*Short exercise*: Extract from the listing each line in which the word "zoom" appears.

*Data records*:
============

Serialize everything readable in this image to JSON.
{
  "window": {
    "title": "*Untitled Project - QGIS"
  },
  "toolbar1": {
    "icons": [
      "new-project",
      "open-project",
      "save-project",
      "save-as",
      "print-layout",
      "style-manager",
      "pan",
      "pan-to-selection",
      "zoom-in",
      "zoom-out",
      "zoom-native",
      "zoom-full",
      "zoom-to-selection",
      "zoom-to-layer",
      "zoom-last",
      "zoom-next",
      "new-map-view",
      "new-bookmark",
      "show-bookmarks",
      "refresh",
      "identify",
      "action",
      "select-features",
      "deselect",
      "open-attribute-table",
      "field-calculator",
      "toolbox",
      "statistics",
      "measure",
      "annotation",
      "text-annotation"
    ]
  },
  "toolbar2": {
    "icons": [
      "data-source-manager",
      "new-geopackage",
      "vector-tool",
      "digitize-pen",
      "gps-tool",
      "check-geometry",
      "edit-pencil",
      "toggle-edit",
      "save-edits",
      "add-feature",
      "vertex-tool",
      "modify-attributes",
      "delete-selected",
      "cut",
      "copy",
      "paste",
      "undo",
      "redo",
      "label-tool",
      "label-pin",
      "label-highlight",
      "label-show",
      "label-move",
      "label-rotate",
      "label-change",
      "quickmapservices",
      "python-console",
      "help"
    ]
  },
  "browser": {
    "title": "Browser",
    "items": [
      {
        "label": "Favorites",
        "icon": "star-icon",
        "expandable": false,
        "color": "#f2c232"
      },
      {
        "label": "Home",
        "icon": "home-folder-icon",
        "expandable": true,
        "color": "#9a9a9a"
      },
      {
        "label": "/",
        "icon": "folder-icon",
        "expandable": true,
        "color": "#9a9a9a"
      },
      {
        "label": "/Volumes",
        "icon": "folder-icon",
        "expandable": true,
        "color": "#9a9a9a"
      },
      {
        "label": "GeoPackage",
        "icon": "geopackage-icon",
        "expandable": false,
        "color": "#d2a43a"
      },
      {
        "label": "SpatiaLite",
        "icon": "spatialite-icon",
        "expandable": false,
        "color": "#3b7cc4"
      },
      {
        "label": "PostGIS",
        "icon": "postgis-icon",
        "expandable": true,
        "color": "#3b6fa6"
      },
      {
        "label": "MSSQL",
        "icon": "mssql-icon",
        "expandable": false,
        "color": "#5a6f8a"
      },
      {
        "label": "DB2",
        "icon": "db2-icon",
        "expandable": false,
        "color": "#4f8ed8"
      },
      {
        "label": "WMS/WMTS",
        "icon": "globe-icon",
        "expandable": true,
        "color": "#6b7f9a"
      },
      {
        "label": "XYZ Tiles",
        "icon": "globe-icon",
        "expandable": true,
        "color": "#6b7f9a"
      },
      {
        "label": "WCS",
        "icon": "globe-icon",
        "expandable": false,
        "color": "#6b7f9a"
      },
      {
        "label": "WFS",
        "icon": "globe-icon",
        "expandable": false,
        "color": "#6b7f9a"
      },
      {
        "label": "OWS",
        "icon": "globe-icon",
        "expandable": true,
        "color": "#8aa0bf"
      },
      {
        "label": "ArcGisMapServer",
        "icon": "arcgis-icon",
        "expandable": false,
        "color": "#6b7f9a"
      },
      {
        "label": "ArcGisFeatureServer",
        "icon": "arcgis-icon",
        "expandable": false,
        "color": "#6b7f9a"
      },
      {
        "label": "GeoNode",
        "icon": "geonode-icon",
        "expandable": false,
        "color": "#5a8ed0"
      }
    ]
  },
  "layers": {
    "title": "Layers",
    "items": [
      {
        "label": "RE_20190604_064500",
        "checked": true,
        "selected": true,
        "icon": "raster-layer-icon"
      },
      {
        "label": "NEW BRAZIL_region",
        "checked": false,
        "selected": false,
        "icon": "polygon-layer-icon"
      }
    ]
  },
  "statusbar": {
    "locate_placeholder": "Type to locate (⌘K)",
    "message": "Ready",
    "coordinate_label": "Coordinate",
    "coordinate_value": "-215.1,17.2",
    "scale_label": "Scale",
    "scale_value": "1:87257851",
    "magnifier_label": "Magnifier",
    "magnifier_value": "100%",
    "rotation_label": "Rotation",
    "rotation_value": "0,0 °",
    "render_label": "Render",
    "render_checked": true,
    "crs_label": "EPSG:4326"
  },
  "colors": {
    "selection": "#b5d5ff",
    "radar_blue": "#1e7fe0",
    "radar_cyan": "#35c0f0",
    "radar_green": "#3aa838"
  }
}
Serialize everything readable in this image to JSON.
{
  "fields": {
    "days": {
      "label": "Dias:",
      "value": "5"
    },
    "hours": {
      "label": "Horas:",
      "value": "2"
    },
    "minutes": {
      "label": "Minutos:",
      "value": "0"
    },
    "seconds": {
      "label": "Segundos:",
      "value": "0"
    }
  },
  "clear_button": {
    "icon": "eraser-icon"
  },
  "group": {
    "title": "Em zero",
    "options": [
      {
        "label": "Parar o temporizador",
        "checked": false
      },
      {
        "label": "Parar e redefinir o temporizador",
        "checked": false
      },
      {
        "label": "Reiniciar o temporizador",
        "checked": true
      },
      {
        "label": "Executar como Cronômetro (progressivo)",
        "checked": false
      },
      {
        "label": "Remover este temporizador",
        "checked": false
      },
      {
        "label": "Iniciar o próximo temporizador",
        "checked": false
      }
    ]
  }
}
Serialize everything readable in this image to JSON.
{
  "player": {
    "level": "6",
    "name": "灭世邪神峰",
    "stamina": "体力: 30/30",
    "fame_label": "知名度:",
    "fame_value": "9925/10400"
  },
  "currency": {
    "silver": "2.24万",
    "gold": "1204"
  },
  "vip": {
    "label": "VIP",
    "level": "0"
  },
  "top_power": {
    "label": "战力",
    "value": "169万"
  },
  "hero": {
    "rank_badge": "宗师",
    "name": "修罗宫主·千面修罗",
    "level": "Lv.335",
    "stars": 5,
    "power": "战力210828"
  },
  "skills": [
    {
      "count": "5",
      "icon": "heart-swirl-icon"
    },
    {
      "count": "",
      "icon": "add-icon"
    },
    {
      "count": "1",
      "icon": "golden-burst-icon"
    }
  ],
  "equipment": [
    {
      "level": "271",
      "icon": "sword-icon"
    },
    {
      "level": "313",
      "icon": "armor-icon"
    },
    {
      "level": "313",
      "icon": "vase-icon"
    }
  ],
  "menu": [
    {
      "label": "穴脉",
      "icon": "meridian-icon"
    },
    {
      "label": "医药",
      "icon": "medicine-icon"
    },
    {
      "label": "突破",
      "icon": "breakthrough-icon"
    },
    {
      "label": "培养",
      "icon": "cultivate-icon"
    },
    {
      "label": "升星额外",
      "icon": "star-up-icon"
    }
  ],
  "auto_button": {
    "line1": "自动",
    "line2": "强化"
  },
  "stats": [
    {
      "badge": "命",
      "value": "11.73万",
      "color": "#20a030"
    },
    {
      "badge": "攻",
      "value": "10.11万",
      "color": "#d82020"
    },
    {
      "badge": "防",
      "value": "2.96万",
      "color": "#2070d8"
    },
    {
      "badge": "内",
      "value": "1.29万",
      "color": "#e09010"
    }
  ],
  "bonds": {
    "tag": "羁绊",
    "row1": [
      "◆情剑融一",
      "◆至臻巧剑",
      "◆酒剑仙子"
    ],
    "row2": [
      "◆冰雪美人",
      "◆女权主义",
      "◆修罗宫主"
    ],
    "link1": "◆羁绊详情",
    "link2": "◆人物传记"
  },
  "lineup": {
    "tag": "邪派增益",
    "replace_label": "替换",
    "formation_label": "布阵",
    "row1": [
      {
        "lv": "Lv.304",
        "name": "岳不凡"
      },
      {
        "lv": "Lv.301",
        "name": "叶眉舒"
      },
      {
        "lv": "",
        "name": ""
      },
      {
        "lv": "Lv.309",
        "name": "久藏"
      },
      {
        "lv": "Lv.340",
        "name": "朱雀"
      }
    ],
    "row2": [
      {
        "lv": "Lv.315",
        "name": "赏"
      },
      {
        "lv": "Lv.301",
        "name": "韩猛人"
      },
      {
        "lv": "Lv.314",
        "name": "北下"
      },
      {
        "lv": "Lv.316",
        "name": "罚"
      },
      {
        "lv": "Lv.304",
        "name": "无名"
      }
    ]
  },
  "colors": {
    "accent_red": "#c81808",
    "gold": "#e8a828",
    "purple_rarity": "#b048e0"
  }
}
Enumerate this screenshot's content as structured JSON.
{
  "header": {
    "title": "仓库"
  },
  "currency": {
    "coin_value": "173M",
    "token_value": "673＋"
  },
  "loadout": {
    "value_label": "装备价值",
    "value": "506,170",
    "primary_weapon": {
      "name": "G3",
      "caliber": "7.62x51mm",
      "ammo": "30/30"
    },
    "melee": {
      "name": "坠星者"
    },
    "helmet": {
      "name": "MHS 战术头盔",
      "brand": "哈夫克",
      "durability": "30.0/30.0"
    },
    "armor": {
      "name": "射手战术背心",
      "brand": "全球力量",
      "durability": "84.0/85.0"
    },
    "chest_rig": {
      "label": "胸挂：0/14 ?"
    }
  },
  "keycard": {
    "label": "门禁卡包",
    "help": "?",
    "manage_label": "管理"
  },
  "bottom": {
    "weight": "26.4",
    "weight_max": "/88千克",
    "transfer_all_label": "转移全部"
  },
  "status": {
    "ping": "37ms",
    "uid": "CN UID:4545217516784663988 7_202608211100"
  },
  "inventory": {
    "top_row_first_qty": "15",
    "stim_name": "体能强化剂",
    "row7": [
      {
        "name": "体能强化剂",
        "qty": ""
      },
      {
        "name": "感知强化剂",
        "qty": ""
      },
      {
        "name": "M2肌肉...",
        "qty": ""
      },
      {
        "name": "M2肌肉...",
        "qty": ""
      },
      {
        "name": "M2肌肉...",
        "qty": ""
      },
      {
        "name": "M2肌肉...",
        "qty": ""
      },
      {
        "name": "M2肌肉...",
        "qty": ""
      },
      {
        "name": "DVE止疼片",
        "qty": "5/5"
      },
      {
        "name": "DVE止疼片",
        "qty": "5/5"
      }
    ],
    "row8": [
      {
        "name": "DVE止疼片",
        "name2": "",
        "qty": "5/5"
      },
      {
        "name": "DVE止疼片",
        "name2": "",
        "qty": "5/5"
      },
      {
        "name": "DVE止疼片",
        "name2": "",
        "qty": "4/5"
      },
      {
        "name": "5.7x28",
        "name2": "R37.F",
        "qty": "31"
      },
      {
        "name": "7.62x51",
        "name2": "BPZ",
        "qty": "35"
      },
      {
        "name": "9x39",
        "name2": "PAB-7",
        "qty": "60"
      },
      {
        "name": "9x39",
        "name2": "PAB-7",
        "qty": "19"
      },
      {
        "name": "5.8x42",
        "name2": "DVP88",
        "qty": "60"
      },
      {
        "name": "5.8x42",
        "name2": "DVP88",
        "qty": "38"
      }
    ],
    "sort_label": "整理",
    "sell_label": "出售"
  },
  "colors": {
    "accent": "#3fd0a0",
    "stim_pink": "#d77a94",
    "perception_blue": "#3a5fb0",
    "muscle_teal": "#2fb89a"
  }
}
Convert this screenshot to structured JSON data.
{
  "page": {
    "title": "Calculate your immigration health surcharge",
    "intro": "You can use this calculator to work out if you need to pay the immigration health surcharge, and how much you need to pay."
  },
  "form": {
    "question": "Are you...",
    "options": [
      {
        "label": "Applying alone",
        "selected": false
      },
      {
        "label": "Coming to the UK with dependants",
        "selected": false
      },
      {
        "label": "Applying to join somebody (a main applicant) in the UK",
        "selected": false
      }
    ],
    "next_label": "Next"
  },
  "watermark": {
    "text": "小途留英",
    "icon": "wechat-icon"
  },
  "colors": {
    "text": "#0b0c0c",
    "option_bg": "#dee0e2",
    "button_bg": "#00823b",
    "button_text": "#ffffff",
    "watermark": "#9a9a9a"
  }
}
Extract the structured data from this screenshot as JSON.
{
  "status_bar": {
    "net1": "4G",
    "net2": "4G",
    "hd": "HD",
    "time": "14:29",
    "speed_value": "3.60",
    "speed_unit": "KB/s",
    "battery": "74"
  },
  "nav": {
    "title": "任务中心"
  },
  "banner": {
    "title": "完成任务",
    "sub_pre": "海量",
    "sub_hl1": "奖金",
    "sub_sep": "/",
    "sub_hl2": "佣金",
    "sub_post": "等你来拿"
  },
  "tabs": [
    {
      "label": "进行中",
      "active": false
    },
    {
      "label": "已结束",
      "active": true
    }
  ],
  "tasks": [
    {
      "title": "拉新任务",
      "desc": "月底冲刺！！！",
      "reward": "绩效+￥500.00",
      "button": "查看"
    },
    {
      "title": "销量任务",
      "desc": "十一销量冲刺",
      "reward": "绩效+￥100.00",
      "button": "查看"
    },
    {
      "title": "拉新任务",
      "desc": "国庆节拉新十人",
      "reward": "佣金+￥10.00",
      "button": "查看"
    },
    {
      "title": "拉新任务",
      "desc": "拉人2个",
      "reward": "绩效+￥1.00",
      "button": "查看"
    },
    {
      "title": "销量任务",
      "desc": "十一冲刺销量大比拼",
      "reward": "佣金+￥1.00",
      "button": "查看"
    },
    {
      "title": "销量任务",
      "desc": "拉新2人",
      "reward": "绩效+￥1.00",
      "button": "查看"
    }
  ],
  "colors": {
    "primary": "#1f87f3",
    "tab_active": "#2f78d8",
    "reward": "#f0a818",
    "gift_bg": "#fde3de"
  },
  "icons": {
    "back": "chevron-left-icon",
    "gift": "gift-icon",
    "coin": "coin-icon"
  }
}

============

*Result for this task*:
      "zoom-in",
      "zoom-out",
      "zoom-native",
      "zoom-full",
      "zoom-to-selection",
      "zoom-to-layer",
      "zoom-last",
      "zoom-next",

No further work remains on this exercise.